Objective: What lines of the data include the string "Mutations"? Copy them all.

%%

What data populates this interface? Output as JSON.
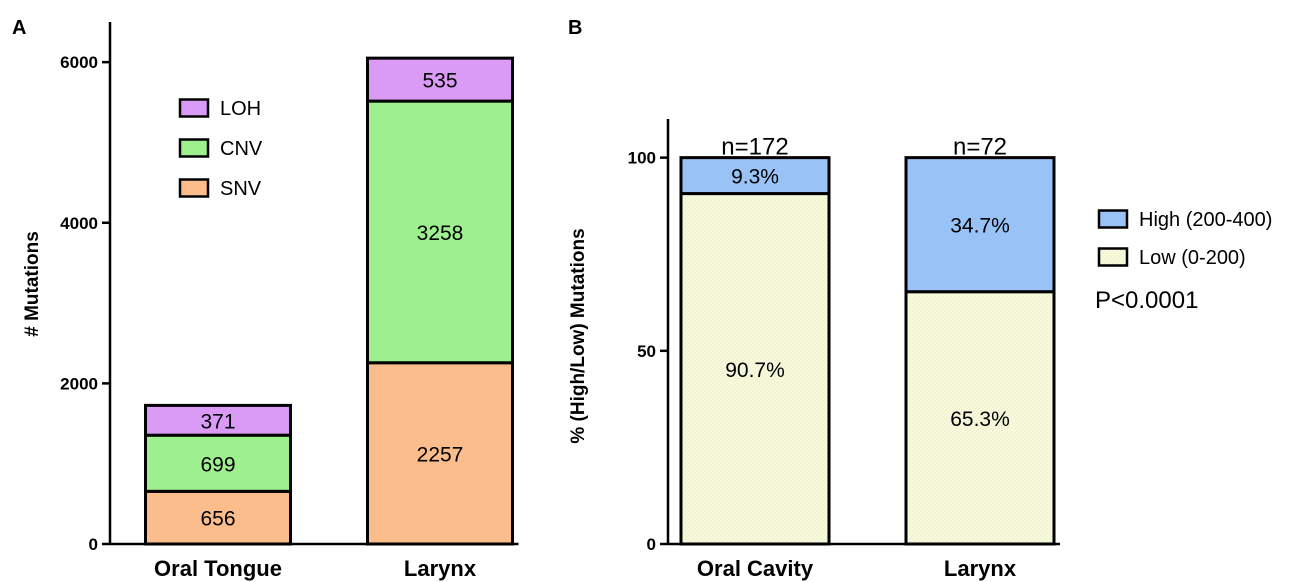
{
  "panel_a_letter": "A",
  "panel_b_letter": "B",
  "pvalue_text": "P<0.0001",
  "chart_data": [
    {
      "type": "bar",
      "stacked": true,
      "panel": "A",
      "categories": [
        "Oral Tongue",
        "Larynx"
      ],
      "series": [
        {
          "name": "SNV",
          "values": [
            656,
            2257
          ],
          "labels": [
            "656",
            "2257"
          ],
          "color": "#fbbd8c"
        },
        {
          "name": "CNV",
          "values": [
            699,
            3258
          ],
          "labels": [
            "699",
            "3258"
          ],
          "color": "#9ef08f"
        },
        {
          "name": "LOH",
          "values": [
            371,
            535
          ],
          "labels": [
            "371",
            "535"
          ],
          "color": "#d99bf5"
        }
      ],
      "legend_order": [
        "LOH",
        "CNV",
        "SNV"
      ],
      "ylabel": "# Mutations",
      "xlabel": "",
      "ylim": [
        0,
        6500
      ],
      "yticks": [
        0,
        2000,
        4000,
        6000
      ],
      "ytick_labels": [
        "0",
        "2000",
        "4000",
        "6000"
      ],
      "grid": false,
      "legend_position": "top-left inside"
    },
    {
      "type": "bar",
      "stacked": true,
      "panel": "B",
      "categories": [
        "Oral Cavity",
        "Larynx"
      ],
      "annotations": [
        "n=172",
        "n=72"
      ],
      "series": [
        {
          "name": "Low (0-200)",
          "values": [
            90.7,
            65.3
          ],
          "labels": [
            "90.7%",
            "65.3%"
          ],
          "color": "#f7fadc"
        },
        {
          "name": "High (200-400)",
          "values": [
            9.3,
            34.7
          ],
          "labels": [
            "9.3%",
            "34.7%"
          ],
          "color": "#99c2f7"
        }
      ],
      "legend_order": [
        "High (200-400)",
        "Low (0-200)"
      ],
      "ylabel": "% (High/Low) Mutations",
      "xlabel": "",
      "ylim": [
        0,
        110
      ],
      "yticks": [
        0,
        50,
        100
      ],
      "ytick_labels": [
        "0",
        "50",
        "100"
      ],
      "grid": false,
      "legend_position": "right"
    }
  ]
}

%%

Solution for this problem:
      "ylabel": "# Mutations",
      "ylabel": "% (High/Low) Mutations",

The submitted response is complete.